(Records from a dataset):
(begin)

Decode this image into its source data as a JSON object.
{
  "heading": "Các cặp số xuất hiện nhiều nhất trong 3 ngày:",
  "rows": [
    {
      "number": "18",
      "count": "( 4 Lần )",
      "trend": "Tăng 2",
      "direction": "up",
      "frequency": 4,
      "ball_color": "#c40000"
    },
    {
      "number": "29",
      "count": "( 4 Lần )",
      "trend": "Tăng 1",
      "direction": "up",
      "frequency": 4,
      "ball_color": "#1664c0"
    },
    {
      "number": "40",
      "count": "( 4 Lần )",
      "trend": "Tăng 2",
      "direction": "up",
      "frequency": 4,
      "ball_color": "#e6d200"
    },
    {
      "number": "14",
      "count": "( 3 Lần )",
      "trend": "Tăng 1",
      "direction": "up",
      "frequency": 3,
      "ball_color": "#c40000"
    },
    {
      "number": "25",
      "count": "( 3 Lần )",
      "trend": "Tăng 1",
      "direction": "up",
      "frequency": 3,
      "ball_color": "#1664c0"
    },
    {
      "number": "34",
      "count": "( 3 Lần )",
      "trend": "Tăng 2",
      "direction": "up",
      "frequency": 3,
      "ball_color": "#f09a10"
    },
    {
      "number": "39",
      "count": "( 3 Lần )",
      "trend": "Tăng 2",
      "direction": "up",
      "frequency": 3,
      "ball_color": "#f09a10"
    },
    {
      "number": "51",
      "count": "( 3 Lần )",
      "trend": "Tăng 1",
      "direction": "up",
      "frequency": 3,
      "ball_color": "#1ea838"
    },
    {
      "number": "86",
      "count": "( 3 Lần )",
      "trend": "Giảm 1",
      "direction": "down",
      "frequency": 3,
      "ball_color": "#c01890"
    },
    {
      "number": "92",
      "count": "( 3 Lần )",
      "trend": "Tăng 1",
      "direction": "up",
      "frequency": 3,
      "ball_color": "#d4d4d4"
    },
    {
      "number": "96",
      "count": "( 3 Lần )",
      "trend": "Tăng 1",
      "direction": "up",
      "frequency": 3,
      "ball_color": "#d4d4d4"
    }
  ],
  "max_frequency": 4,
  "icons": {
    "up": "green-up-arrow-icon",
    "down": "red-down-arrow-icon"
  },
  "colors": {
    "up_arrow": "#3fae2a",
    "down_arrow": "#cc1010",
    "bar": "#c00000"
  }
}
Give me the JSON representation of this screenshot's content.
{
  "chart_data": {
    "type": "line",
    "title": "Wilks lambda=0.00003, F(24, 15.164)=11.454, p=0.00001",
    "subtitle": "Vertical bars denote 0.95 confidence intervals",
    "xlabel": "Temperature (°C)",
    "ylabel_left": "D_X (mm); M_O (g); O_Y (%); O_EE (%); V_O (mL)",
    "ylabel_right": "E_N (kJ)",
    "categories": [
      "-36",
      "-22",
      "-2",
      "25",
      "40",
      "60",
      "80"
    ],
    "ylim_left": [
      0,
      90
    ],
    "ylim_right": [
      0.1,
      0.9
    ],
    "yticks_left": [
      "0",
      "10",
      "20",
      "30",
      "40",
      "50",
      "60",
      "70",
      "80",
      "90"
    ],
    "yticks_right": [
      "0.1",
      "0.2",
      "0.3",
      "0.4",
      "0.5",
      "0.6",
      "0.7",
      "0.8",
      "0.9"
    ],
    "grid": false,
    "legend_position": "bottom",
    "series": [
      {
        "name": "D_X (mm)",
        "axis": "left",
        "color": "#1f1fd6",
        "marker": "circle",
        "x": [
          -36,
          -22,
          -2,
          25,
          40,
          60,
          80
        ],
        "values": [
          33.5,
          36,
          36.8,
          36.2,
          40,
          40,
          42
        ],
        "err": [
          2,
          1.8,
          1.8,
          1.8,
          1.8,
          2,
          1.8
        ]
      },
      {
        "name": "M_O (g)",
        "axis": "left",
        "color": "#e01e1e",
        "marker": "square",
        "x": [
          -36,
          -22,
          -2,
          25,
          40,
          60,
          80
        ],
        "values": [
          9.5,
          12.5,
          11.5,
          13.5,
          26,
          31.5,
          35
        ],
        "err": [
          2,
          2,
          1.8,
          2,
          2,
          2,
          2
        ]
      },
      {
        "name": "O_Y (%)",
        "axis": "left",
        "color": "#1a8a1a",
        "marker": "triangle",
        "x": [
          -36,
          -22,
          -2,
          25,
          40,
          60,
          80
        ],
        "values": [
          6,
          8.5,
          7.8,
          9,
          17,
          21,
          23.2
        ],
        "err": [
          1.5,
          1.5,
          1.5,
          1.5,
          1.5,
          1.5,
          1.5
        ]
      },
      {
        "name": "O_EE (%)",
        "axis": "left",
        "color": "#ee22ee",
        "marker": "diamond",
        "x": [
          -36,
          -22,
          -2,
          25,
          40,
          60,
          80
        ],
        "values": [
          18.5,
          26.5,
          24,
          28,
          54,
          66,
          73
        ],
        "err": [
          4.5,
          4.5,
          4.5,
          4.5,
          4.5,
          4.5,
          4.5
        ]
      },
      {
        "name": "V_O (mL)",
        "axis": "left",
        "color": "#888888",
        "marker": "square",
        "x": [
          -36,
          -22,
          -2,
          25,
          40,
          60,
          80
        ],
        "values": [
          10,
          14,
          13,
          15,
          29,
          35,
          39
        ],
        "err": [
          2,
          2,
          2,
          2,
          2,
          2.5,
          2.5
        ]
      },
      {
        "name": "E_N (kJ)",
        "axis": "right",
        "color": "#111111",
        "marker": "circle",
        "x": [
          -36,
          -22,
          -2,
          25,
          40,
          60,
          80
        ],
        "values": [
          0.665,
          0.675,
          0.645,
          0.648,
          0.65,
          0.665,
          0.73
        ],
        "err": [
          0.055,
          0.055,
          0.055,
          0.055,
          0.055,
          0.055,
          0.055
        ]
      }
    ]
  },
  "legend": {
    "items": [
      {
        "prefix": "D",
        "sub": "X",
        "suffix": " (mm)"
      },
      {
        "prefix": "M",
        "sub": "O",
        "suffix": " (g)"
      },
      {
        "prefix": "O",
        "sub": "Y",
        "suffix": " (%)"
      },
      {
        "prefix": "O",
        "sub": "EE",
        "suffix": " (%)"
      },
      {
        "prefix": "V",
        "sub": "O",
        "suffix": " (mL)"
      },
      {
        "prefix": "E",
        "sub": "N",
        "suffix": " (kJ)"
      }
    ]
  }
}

(end)

(Exercise):
Please quote every record above exactly as it appears.

(Expected output):
Decode this image into its source data as a JSON object.
{
  "heading": "Các cặp số xuất hiện nhiều nhất trong 3 ngày:",
  "rows": [
    {
      "number": "18",
      "count": "( 4 Lần )",
      "trend": "Tăng 2",
      "direction": "up",
      "frequency": 4,
      "ball_color": "#c40000"
    },
    {
      "number": "29",
      "count": "( 4 Lần )",
      "trend": "Tăng 1",
      "direction": "up",
      "frequency": 4,
      "ball_color": "#1664c0"
    },
    {
      "number": "40",
      "count": "( 4 Lần )",
      "trend": "Tăng 2",
      "direction": "up",
      "frequency": 4,
      "ball_color": "#e6d200"
    },
    {
      "number": "14",
      "count": "( 3 Lần )",
      "trend": "Tăng 1",
      "direction": "up",
      "frequency": 3,
      "ball_color": "#c40000"
    },
    {
      "number": "25",
      "count": "( 3 Lần )",
      "trend": "Tăng 1",
      "direction": "up",
      "frequency": 3,
      "ball_color": "#1664c0"
    },
    {
      "number": "34",
      "count": "( 3 Lần )",
      "trend": "Tăng 2",
      "direction": "up",
      "frequency": 3,
      "ball_color": "#f09a10"
    },
    {
      "number": "39",
      "count": "( 3 Lần )",
      "trend": "Tăng 2",
      "direction": "up",
      "frequency": 3,
      "ball_color": "#f09a10"
    },
    {
      "number": "51",
      "count": "( 3 Lần )",
      "trend": "Tăng 1",
      "direction": "up",
      "frequency": 3,
      "ball_color": "#1ea838"
    },
    {
      "number": "86",
      "count": "( 3 Lần )",
      "trend": "Giảm 1",
      "direction": "down",
      "frequency": 3,
      "ball_color": "#c01890"
    },
    {
      "number": "92",
      "count": "( 3 Lần )",
      "trend": "Tăng 1",
      "direction": "up",
      "frequency": 3,
      "ball_color": "#d4d4d4"
    },
    {
      "number": "96",
      "count": "( 3 Lần )",
      "trend": "Tăng 1",
      "direction": "up",
      "frequency": 3,
      "ball_color": "#d4d4d4"
    }
  ],
  "max_frequency": 4,
  "icons": {
    "up": "green-up-arrow-icon",
    "down": "red-down-arrow-icon"
  },
  "colors": {
    "up_arrow": "#3fae2a",
    "down_arrow": "#cc1010",
    "bar": "#c00000"
  }
}
Give me the JSON representation of this screenshot's content.
{
  "chart_data": {
    "type": "line",
    "title": "Wilks lambda=0.00003, F(24, 15.164)=11.454, p=0.00001",
    "subtitle": "Vertical bars denote 0.95 confidence intervals",
    "xlabel": "Temperature (°C)",
    "ylabel_left": "D_X (mm); M_O (g); O_Y (%); O_EE (%); V_O (mL)",
    "ylabel_right": "E_N (kJ)",
    "categories": [
      "-36",
      "-22",
      "-2",
      "25",
      "40",
      "60",
      "80"
    ],
    "ylim_left": [
      0,
      90
    ],
    "ylim_right": [
      0.1,
      0.9
    ],
    "yticks_left": [
      "0",
      "10",
      "20",
      "30",
      "40",
      "50",
      "60",
      "70",
      "80",
      "90"
    ],
    "yticks_right": [
      "0.1",
      "0.2",
      "0.3",
      "0.4",
      "0.5",
      "0.6",
      "0.7",
      "0.8",
      "0.9"
    ],
    "grid": false,
    "legend_position": "bottom",
    "series": [
      {
        "name": "D_X (mm)",
        "axis": "left",
        "color": "#1f1fd6",
        "marker": "circle",
        "x": [
          -36,
          -22,
          -2,
          25,
          40,
          60,
          80
        ],
        "values": [
          33.5,
          36,
          36.8,
          36.2,
          40,
          40,
          42
        ],
        "err": [
          2,
          1.8,
          1.8,
          1.8,
          1.8,
          2,
          1.8
        ]
      },
      {
        "name": "M_O (g)",
        "axis": "left",
        "color": "#e01e1e",
        "marker": "square",
        "x": [
          -36,
          -22,
          -2,
          25,
          40,
          60,
          80
        ],
        "values": [
          9.5,
          12.5,
          11.5,
          13.5,
          26,
          31.5,
          35
        ],
        "err": [
          2,
          2,
          1.8,
          2,
          2,
          2,
          2
        ]
      },
      {
        "name": "O_Y (%)",
        "axis": "left",
        "color": "#1a8a1a",
        "marker": "triangle",
        "x": [
          -36,
          -22,
          -2,
          25,
          40,
          60,
          80
        ],
        "values": [
          6,
          8.5,
          7.8,
          9,
          17,
          21,
          23.2
        ],
        "err": [
          1.5,
          1.5,
          1.5,
          1.5,
          1.5,
          1.5,
          1.5
        ]
      },
      {
        "name": "O_EE (%)",
        "axis": "left",
        "color": "#ee22ee",
        "marker": "diamond",
        "x": [
          -36,
          -22,
          -2,
          25,
          40,
          60,
          80
        ],
        "values": [
          18.5,
          26.5,
          24,
          28,
          54,
          66,
          73
        ],
        "err": [
          4.5,
          4.5,
          4.5,
          4.5,
          4.5,
          4.5,
          4.5
        ]
      },
      {
        "name": "V_O (mL)",
        "axis": "left",
        "color": "#888888",
        "marker": "square",
        "x": [
          -36,
          -22,
          -2,
          25,
          40,
          60,
          80
        ],
        "values": [
          10,
          14,
          13,
          15,
          29,
          35,
          39
        ],
        "err": [
          2,
          2,
          2,
          2,
          2,
          2.5,
          2.5
        ]
      },
      {
        "name": "E_N (kJ)",
        "axis": "right",
        "color": "#111111",
        "marker": "circle",
        "x": [
          -36,
          -22,
          -2,
          25,
          40,
          60,
          80
        ],
        "values": [
          0.665,
          0.675,
          0.645,
          0.648,
          0.65,
          0.665,
          0.73
        ],
        "err": [
          0.055,
          0.055,
          0.055,
          0.055,
          0.055,
          0.055,
          0.055
        ]
      }
    ]
  },
  "legend": {
    "items": [
      {
        "prefix": "D",
        "sub": "X",
        "suffix": " (mm)"
      },
      {
        "prefix": "M",
        "sub": "O",
        "suffix": " (g)"
      },
      {
        "prefix": "O",
        "sub": "Y",
        "suffix": " (%)"
      },
      {
        "prefix": "O",
        "sub": "EE",
        "suffix": " (%)"
      },
      {
        "prefix": "V",
        "sub": "O",
        "suffix": " (mL)"
      },
      {
        "prefix": "E",
        "sub": "N",
        "suffix": " (kJ)"
      }
    ]
  }
}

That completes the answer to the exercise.